— WRITTEN TASK —
Retype the entries below word for word, starting with their first line and going on through the line with "The lower slit 36b is at (207, 638).". Leave the pictures out of your answer.

— GIVEN DATA —

(begin)

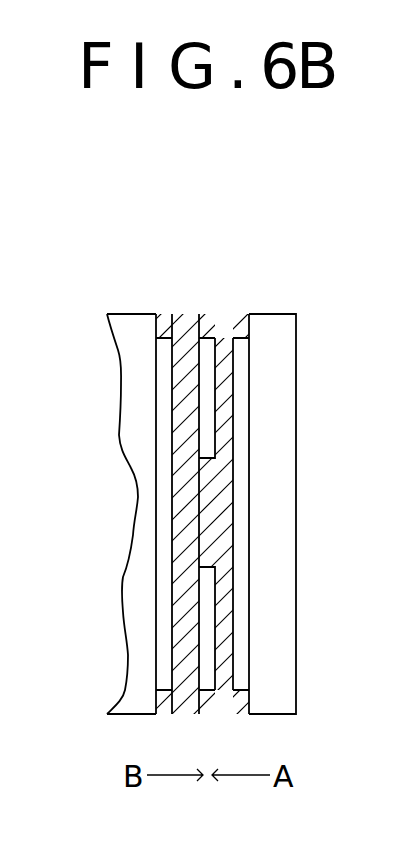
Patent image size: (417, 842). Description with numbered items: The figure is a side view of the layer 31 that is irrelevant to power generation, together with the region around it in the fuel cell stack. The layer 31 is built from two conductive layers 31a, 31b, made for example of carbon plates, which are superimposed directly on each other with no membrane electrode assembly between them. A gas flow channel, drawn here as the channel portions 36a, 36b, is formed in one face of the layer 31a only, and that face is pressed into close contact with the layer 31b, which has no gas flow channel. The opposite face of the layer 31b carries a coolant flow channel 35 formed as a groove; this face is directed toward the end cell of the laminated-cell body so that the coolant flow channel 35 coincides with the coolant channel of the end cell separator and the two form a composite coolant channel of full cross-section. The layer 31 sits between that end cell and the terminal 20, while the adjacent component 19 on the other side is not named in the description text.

The base body (left portion) 19 is at (140, 330).
The terminal 20 is at (273, 410).
The layer irrelevant to power generation 31 is at (208, 466).
The layer 31a is at (227, 330).
The layer 31b is at (180, 330).
The coolant flow channel 35 is at (243, 465).
The upper slit 36a is at (207, 370).
The lower slit 36b is at (207, 638).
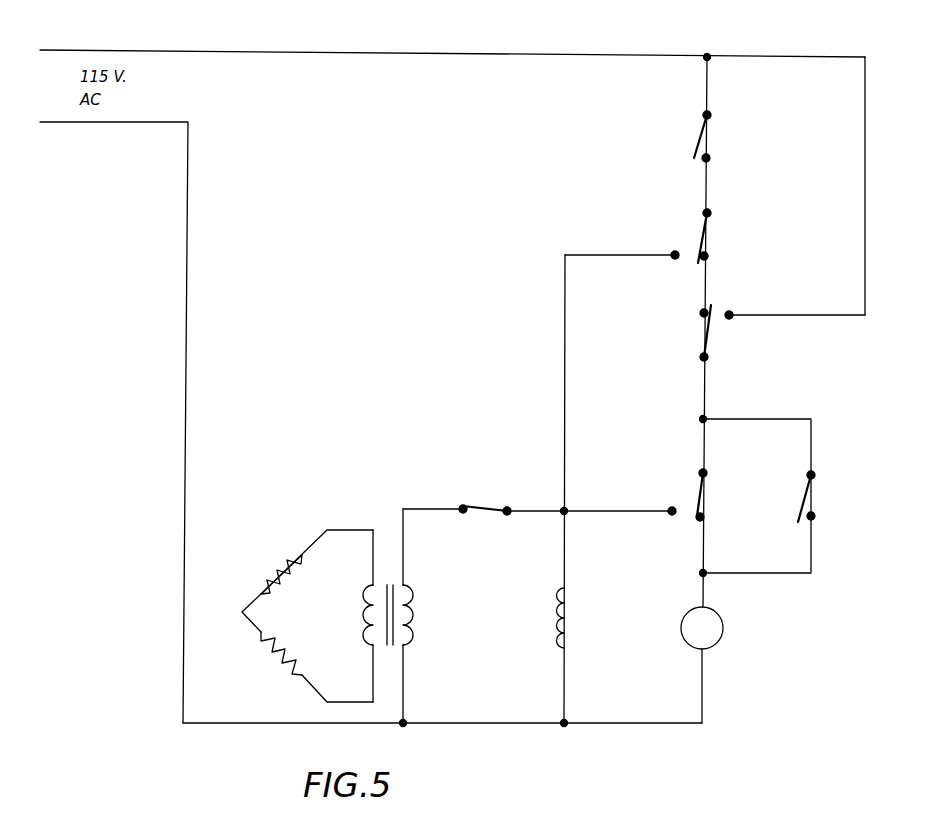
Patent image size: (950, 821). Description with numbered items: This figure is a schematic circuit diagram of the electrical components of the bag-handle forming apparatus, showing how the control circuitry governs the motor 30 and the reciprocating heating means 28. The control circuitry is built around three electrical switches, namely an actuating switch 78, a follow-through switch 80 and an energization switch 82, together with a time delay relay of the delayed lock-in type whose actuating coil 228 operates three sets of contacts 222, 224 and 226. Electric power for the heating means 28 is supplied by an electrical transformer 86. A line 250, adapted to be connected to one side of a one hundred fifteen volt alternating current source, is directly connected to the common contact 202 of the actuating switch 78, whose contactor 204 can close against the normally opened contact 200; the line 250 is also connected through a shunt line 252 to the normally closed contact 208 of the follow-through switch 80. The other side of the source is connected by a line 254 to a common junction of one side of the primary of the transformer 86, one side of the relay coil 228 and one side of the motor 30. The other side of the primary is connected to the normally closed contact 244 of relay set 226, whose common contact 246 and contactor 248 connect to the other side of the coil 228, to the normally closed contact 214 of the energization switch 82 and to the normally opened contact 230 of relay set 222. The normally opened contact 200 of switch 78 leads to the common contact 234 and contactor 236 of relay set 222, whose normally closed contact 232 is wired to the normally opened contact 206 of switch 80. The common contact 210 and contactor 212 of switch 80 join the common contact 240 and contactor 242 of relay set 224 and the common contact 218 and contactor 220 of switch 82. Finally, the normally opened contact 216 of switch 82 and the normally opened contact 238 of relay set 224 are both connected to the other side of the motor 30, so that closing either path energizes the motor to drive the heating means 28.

The line 250 is at (423, 53).
The shunt line 252 is at (866, 87).
The line 254 is at (186, 248).
The actuating switch 78 is at (712, 121).
The common contact 202 is at (709, 110).
The contactor 204 is at (700, 130).
The normally opened contact 200 is at (710, 160).
The set of contacts 222 is at (716, 235).
The common contact 234 is at (709, 212).
The contactor 236 is at (703, 235).
The normally closed contact 232 is at (708, 262).
The normally opened contact 230 is at (671, 259).
The normally closed contact 208 is at (731, 320).
The follow-through switch 80 is at (658, 346).
The normally opened contact 206 is at (702, 312).
The contactor 212 is at (704, 340).
The common contact 210 is at (703, 358).
The set of contacts 224 is at (795, 496).
The common contact 240 is at (813, 473).
The contactor 242 is at (800, 503).
The normally opened contact 238 is at (812, 522).
The energization switch 82 is at (705, 496).
The common contact 218 is at (707, 470).
The contactor 220 is at (706, 490).
The normally opened contact 216 is at (704, 522).
The normally closed contact 214 is at (668, 516).
The motor 30 is at (724, 625).
The actuating coil 228 is at (566, 605).
The set of contacts 226 is at (467, 519).
The normally closed contact 244 is at (460, 516).
The common contact 246 is at (508, 507).
The contactor 248 is at (485, 514).
The electrical transformer 86 is at (384, 572).
The heating means 28 is at (310, 621).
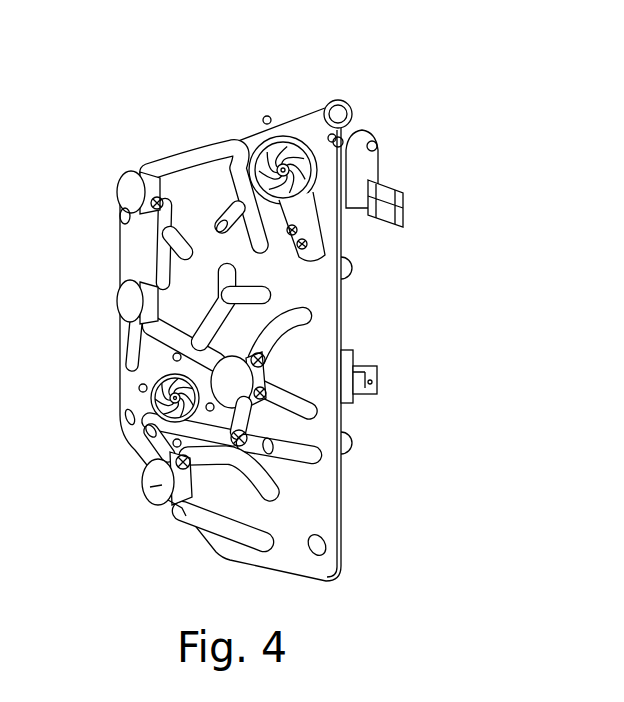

(end)

— COMPLETED EXERCISE —
Patent image size: (417, 842). Description with numbered items: The figure is a side view of the layer 31 that is irrelevant to power generation, together with the region around it in the fuel cell stack. The layer 31 is built from two conductive layers 31a, 31b, made for example of carbon plates, which are superimposed directly on each other with no membrane electrode assembly between them. A gas flow channel, drawn here as the channel portions 36a, 36b, is formed in one face of the layer 31a only, and that face is pressed into close contact with the layer 31b, which has no gas flow channel. The opposite face of the layer 31b carries a coolant flow channel 35 formed as a groove; this face is directed toward the end cell of the laminated-cell body so that the coolant flow channel 35 coincides with the coolant channel of the end cell separator and the two form a composite coolant channel of full cross-section. The layer 31 sits between that end cell and the terminal 20, while the adjacent component 19 on the other side is not named in the description text.

The base body (left portion) 19 is at (140, 330).
The terminal 20 is at (273, 410).
The layer irrelevant to power generation 31 is at (208, 466).
The layer 31a is at (227, 330).
The layer 31b is at (180, 330).
The coolant flow channel 35 is at (243, 465).
The upper slit 36a is at (207, 370).
The lower slit 36b is at (207, 638).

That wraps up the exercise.